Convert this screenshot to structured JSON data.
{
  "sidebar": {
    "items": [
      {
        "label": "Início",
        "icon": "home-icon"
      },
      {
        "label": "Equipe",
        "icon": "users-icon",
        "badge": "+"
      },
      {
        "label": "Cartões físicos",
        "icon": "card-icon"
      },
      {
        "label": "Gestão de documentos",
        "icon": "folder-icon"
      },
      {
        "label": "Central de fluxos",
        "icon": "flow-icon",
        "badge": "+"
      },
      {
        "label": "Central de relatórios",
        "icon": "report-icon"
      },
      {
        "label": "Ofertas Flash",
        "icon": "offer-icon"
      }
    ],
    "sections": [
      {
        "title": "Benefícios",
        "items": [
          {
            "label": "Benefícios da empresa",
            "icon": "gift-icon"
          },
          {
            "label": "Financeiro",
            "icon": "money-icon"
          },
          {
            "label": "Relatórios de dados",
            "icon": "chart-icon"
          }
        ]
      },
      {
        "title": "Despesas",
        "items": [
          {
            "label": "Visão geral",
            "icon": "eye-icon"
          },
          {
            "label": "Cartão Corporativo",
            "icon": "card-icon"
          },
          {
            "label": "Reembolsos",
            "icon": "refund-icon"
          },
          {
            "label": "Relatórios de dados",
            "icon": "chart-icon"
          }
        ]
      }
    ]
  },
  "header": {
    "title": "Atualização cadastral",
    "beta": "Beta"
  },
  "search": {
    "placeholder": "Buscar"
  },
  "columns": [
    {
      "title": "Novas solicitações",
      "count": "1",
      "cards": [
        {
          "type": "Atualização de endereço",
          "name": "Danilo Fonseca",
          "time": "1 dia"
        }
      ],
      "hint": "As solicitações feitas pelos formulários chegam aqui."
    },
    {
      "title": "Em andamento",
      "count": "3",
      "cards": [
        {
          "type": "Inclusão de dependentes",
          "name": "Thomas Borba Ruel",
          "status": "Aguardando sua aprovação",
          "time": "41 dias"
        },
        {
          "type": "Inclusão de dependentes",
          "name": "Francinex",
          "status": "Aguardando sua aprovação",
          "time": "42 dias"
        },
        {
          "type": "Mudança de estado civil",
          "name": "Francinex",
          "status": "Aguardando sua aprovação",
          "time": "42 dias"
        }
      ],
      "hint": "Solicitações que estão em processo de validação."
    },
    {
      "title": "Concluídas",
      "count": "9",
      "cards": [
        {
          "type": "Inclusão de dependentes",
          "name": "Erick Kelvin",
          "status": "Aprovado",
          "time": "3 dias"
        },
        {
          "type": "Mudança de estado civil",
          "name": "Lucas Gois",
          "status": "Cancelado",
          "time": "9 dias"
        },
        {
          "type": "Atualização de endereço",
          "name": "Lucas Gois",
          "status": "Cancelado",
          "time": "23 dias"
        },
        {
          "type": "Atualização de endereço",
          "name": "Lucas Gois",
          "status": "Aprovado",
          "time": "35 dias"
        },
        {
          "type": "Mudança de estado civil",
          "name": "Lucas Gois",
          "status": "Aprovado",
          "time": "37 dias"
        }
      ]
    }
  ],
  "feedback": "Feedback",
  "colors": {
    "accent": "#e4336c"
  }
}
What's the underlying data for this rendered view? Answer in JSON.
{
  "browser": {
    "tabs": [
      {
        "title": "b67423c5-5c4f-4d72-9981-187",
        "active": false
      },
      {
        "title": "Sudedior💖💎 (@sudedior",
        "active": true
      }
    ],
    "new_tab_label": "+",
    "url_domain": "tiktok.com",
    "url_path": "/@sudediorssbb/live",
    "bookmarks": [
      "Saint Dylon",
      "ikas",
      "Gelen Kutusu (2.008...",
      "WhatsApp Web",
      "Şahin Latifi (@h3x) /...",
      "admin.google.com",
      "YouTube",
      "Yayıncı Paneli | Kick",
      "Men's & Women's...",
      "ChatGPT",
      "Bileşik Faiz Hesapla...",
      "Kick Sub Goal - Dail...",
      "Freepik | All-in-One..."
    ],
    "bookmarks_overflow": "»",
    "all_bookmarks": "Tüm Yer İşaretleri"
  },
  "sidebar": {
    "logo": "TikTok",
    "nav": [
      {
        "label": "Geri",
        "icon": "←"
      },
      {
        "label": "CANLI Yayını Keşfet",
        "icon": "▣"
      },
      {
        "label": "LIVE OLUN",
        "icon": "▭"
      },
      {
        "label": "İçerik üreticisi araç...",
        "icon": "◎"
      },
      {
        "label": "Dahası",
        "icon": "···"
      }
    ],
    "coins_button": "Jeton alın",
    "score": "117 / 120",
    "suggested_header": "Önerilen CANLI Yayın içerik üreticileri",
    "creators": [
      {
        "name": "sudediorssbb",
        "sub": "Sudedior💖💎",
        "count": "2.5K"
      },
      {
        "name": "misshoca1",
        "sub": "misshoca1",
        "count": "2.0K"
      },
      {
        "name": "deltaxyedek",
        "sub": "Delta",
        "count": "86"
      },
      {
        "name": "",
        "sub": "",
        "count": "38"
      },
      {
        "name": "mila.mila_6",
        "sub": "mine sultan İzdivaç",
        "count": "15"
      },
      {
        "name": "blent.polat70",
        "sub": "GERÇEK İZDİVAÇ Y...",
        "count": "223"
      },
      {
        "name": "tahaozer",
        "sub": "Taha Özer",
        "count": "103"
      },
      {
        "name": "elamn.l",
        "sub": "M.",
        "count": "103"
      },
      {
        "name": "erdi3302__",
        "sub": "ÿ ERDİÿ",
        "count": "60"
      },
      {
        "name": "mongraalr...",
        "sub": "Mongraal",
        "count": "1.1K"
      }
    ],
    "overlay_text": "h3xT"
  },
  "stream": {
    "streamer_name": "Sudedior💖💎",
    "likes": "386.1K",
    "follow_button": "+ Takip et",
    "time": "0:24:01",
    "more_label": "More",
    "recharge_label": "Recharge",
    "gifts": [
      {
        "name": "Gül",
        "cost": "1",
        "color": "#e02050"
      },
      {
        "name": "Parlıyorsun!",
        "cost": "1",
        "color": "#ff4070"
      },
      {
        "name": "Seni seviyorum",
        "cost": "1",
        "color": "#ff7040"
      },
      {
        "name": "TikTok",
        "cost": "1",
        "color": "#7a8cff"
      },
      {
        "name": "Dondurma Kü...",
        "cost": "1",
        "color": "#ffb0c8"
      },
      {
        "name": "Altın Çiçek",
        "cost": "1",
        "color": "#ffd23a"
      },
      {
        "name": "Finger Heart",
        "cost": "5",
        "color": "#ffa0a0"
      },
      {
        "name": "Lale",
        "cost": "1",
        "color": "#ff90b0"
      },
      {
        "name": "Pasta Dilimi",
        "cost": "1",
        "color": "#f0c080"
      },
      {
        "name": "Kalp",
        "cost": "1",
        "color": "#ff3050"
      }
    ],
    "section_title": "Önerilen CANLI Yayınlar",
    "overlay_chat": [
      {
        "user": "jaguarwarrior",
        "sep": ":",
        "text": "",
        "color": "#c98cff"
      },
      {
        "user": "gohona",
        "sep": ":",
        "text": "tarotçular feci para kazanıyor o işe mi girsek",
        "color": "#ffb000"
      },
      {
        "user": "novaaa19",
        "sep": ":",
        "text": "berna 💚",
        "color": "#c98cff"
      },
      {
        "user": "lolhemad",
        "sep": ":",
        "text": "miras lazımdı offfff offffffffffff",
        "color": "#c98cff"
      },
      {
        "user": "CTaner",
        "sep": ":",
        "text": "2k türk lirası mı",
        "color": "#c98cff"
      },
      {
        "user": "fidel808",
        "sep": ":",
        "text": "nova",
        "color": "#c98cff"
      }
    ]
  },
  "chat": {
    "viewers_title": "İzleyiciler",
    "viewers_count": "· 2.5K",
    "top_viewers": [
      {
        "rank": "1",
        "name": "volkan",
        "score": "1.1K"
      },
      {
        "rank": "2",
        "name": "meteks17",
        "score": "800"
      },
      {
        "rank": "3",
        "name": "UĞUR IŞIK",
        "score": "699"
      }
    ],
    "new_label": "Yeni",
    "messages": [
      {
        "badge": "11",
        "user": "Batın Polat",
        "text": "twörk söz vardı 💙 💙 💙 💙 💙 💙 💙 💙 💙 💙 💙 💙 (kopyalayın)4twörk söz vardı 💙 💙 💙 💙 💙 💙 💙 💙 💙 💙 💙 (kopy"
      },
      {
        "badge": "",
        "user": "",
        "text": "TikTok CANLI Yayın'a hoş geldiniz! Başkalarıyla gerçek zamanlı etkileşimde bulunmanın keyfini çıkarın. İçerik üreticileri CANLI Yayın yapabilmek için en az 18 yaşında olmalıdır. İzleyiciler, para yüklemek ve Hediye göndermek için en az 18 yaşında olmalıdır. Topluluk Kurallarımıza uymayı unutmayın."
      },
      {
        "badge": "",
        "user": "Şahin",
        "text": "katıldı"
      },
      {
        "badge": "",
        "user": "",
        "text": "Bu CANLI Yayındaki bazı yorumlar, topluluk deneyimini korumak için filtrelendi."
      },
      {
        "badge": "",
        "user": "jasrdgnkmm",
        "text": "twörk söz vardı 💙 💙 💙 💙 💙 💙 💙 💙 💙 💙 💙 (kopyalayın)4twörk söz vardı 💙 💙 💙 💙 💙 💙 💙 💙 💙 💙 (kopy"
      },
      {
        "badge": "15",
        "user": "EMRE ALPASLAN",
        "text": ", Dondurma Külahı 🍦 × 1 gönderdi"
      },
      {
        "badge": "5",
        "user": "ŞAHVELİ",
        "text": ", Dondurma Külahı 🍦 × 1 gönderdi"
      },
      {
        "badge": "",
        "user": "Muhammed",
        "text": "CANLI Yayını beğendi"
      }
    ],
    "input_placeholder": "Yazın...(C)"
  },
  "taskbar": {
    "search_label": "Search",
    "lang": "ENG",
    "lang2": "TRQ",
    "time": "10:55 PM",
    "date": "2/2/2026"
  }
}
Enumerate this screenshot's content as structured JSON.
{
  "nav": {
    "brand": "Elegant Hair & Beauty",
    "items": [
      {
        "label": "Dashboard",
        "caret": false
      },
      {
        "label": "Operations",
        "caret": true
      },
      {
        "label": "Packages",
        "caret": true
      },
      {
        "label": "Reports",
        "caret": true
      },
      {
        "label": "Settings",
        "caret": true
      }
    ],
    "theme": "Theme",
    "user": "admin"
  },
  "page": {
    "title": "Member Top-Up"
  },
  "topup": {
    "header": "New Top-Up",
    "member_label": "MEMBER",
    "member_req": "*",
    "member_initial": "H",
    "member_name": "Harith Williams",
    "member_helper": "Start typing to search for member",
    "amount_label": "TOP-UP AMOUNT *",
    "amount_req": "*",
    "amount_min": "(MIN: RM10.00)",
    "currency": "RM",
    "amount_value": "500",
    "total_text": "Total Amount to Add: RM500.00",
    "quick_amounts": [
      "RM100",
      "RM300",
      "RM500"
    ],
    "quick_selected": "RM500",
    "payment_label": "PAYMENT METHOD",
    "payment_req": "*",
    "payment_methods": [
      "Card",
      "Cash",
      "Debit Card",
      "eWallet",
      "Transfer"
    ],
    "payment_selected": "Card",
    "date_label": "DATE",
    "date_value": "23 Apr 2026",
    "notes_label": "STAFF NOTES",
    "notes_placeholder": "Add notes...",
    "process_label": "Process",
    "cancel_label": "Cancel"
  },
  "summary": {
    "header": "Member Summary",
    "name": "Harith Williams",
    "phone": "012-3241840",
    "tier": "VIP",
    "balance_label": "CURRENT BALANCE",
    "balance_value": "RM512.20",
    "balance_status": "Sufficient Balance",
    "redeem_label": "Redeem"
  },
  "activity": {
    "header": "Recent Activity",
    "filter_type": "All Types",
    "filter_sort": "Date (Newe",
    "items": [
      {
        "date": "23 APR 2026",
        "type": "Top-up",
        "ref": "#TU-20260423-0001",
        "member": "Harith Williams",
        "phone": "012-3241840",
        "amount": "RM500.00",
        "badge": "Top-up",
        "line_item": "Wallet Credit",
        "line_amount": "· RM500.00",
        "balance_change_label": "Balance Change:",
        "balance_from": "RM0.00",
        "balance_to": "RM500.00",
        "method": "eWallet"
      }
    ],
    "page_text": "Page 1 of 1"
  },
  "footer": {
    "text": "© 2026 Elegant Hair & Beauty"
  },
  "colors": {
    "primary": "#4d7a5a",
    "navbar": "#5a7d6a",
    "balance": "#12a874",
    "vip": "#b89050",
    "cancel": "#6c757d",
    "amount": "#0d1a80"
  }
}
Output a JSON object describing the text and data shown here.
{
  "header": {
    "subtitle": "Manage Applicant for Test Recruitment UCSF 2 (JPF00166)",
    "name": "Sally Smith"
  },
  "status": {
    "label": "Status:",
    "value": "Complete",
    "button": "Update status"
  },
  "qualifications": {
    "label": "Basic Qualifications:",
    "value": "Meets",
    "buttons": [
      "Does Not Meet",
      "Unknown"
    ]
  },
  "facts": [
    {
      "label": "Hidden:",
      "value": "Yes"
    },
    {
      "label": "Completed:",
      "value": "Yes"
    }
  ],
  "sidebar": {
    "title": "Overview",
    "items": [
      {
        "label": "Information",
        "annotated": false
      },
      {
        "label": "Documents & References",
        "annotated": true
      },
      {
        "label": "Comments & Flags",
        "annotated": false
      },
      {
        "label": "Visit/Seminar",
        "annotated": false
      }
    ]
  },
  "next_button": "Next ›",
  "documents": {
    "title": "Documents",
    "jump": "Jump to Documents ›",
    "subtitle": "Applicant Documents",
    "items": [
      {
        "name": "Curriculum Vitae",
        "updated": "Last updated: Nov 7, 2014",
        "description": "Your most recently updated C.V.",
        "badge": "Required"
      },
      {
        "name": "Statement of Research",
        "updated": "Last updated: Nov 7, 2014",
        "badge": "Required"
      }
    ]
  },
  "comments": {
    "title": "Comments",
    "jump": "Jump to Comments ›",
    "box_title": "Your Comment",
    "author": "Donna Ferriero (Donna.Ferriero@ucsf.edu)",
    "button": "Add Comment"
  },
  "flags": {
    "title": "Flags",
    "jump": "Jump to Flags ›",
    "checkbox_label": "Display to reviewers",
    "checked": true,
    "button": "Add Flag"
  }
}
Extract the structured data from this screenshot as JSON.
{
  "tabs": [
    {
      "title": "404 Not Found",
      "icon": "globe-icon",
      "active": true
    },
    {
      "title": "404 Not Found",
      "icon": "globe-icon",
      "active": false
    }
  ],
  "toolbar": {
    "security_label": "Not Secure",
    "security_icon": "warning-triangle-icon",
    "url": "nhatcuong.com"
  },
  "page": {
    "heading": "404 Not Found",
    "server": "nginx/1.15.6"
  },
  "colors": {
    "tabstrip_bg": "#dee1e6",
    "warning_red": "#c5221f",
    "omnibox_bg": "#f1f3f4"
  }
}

[Objective] Copy, from the material above, each line in which the string "kopy" occurs.

[Result of this task]
        "text": "twörk söz vardı 💙 💙 💙 💙 💙 💙 💙 💙 💙 💙 💙 💙 (kopyalayın)4twörk söz vardı 💙 💙 💙 💙 💙 💙 💙 💙 💙 💙 💙 (kopy"
        "text": "twörk söz vardı 💙 💙 💙 💙 💙 💙 💙 💙 💙 💙 💙 (kopyalayın)4twörk söz vardı 💙 💙 💙 💙 💙 💙 💙 💙 💙 💙 (kopy"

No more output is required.